Problem to solve:
Leave out any picture and return the remaining listing below exactly as given.

(Dataset excerpt)
::::::::

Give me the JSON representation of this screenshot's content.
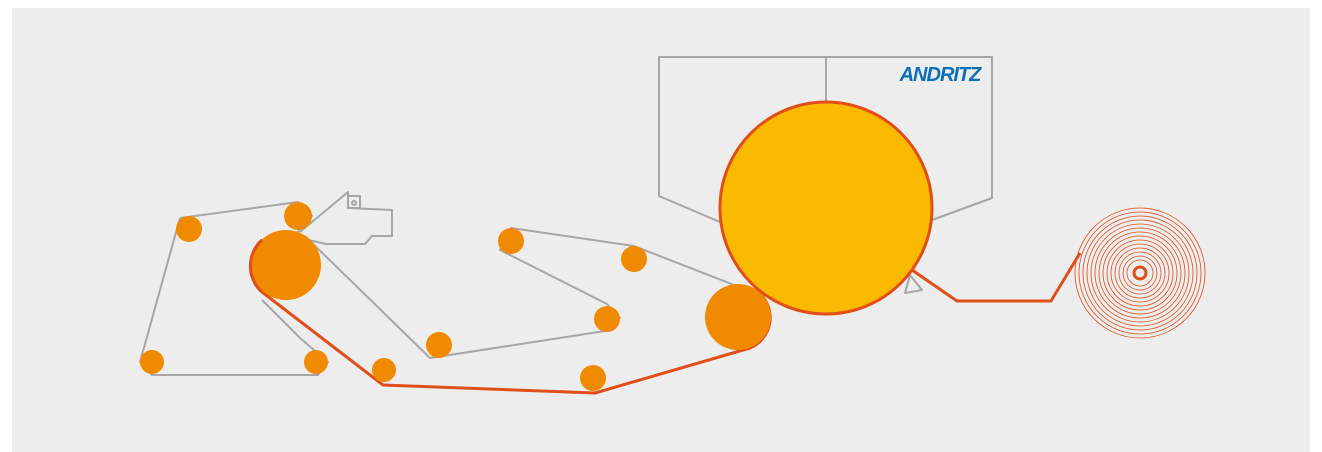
{
  "logo": {
    "text": "ANDRITZ"
  }
}
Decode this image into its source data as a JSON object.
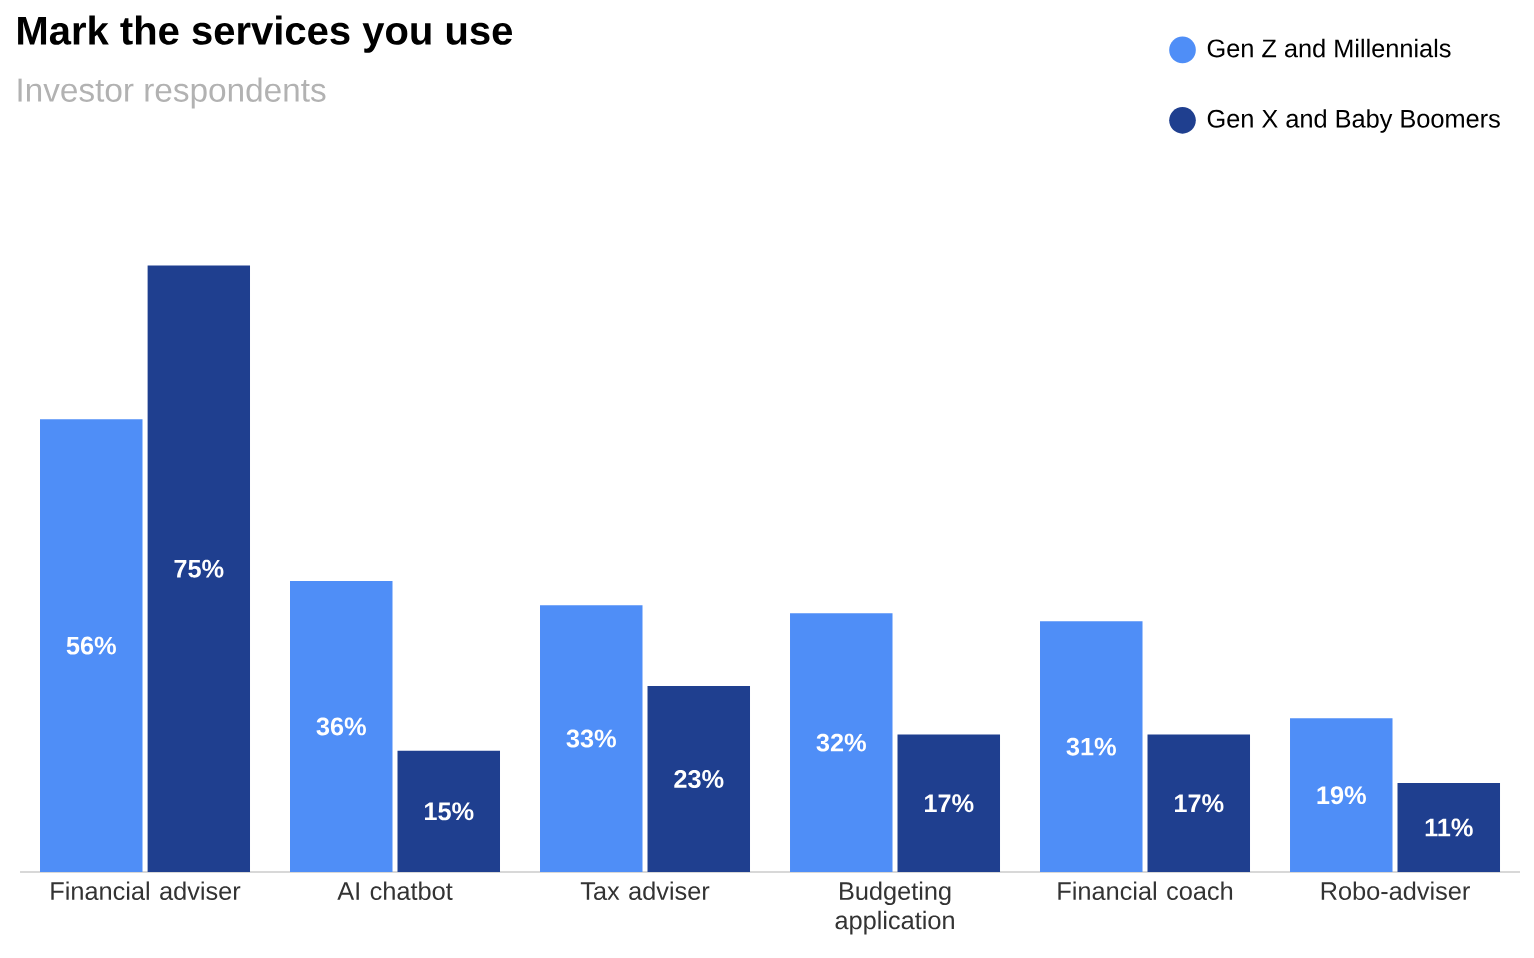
{
  "chart_data": {
    "type": "bar",
    "title": "Mark the services you use",
    "subtitle": "Investor respondents",
    "categories": [
      "Financial adviser",
      "AI chatbot",
      "Tax adviser",
      "Budgeting application",
      "Financial coach",
      "Robo-adviser"
    ],
    "series": [
      {
        "name": "Gen Z and Millennials",
        "color": "#4f8ef7",
        "values": [
          56,
          36,
          33,
          32,
          31,
          19
        ],
        "value_labels": [
          "56%",
          "36%",
          "33%",
          "32%",
          "31%",
          "19%"
        ]
      },
      {
        "name": "Gen X and Baby Boomers",
        "color": "#1f3f8f",
        "values": [
          75,
          15,
          23,
          17,
          17,
          11
        ],
        "value_labels": [
          "75%",
          "15%",
          "23%",
          "17%",
          "17%",
          "11%"
        ]
      }
    ],
    "legend": "top right"
  }
}
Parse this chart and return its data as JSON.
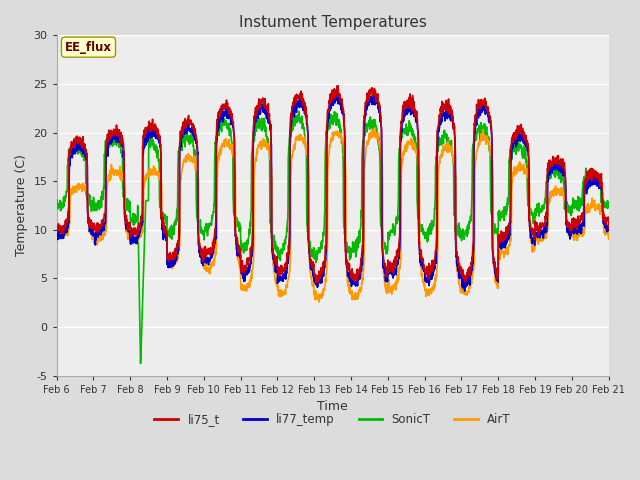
{
  "title": "Instument Temperatures",
  "xlabel": "Time",
  "ylabel": "Temperature (C)",
  "ylim": [
    -5,
    30
  ],
  "annotation_text": "EE_flux",
  "series": {
    "li75_t": {
      "color": "#cc0000",
      "lw": 1.2
    },
    "li77_temp": {
      "color": "#0000cc",
      "lw": 1.2
    },
    "SonicT": {
      "color": "#00bb00",
      "lw": 1.2
    },
    "AirT": {
      "color": "#ff9900",
      "lw": 1.2
    }
  },
  "legend_labels": [
    "li75_t",
    "li77_temp",
    "SonicT",
    "AirT"
  ],
  "legend_colors": [
    "#cc0000",
    "#0000cc",
    "#00bb00",
    "#ff9900"
  ],
  "xtick_labels": [
    "Feb 6",
    "Feb 7",
    "Feb 8",
    "Feb 9",
    "Feb 10",
    "Feb 11",
    "Feb 12",
    "Feb 13",
    "Feb 14",
    "Feb 15",
    "Feb 16",
    "Feb 17",
    "Feb 18",
    "Feb 19",
    "Feb 20",
    "Feb 21"
  ],
  "bg_color": "#dcdcdc",
  "plot_bg": "#dcdcdc",
  "white_band_color": "#c8c8c8",
  "grid_color": "#ffffff",
  "annotation_box_color": "#ffffcc",
  "annotation_text_color": "#660000",
  "title_color": "#333333",
  "axis_label_color": "#333333",
  "tick_label_color": "#333333"
}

::::::::

Final result:
Give me the JSON representation of this screenshot's content.
{
  "logo": {
    "text": "ANDRITZ"
  }
}
Decode this image into its source data as a JSON object.
{
  "chart_data": {
    "type": "bar",
    "title": "Mark the services you use",
    "subtitle": "Investor respondents",
    "categories": [
      "Financial adviser",
      "AI chatbot",
      "Tax adviser",
      "Budgeting application",
      "Financial coach",
      "Robo-adviser"
    ],
    "series": [
      {
        "name": "Gen Z and Millennials",
        "color": "#4f8ef7",
        "values": [
          56,
          36,
          33,
          32,
          31,
          19
        ],
        "value_labels": [
          "56%",
          "36%",
          "33%",
          "32%",
          "31%",
          "19%"
        ]
      },
      {
        "name": "Gen X and Baby Boomers",
        "color": "#1f3f8f",
        "values": [
          75,
          15,
          23,
          17,
          17,
          11
        ],
        "value_labels": [
          "75%",
          "15%",
          "23%",
          "17%",
          "17%",
          "11%"
        ]
      }
    ],
    "legend": "top right"
  }
}
Parse this chart and return its data as JSON.
{
  "title": "Instument Temperatures",
  "xlabel": "Time",
  "ylabel": "Temperature (C)",
  "ylim": [
    -5,
    30
  ],
  "annotation_text": "EE_flux",
  "series": {
    "li75_t": {
      "color": "#cc0000",
      "lw": 1.2
    },
    "li77_temp": {
      "color": "#0000cc",
      "lw": 1.2
    },
    "SonicT": {
      "color": "#00bb00",
      "lw": 1.2
    },
    "AirT": {
      "color": "#ff9900",
      "lw": 1.2
    }
  },
  "legend_labels": [
    "li75_t",
    "li77_temp",
    "SonicT",
    "AirT"
  ],
  "legend_colors": [
    "#cc0000",
    "#0000cc",
    "#00bb00",
    "#ff9900"
  ],
  "xtick_labels": [
    "Feb 6",
    "Feb 7",
    "Feb 8",
    "Feb 9",
    "Feb 10",
    "Feb 11",
    "Feb 12",
    "Feb 13",
    "Feb 14",
    "Feb 15",
    "Feb 16",
    "Feb 17",
    "Feb 18",
    "Feb 19",
    "Feb 20",
    "Feb 21"
  ],
  "bg_color": "#dcdcdc",
  "plot_bg": "#dcdcdc",
  "white_band_color": "#c8c8c8",
  "grid_color": "#ffffff",
  "annotation_box_color": "#ffffcc",
  "annotation_text_color": "#660000",
  "title_color": "#333333",
  "axis_label_color": "#333333",
  "tick_label_color": "#333333"
}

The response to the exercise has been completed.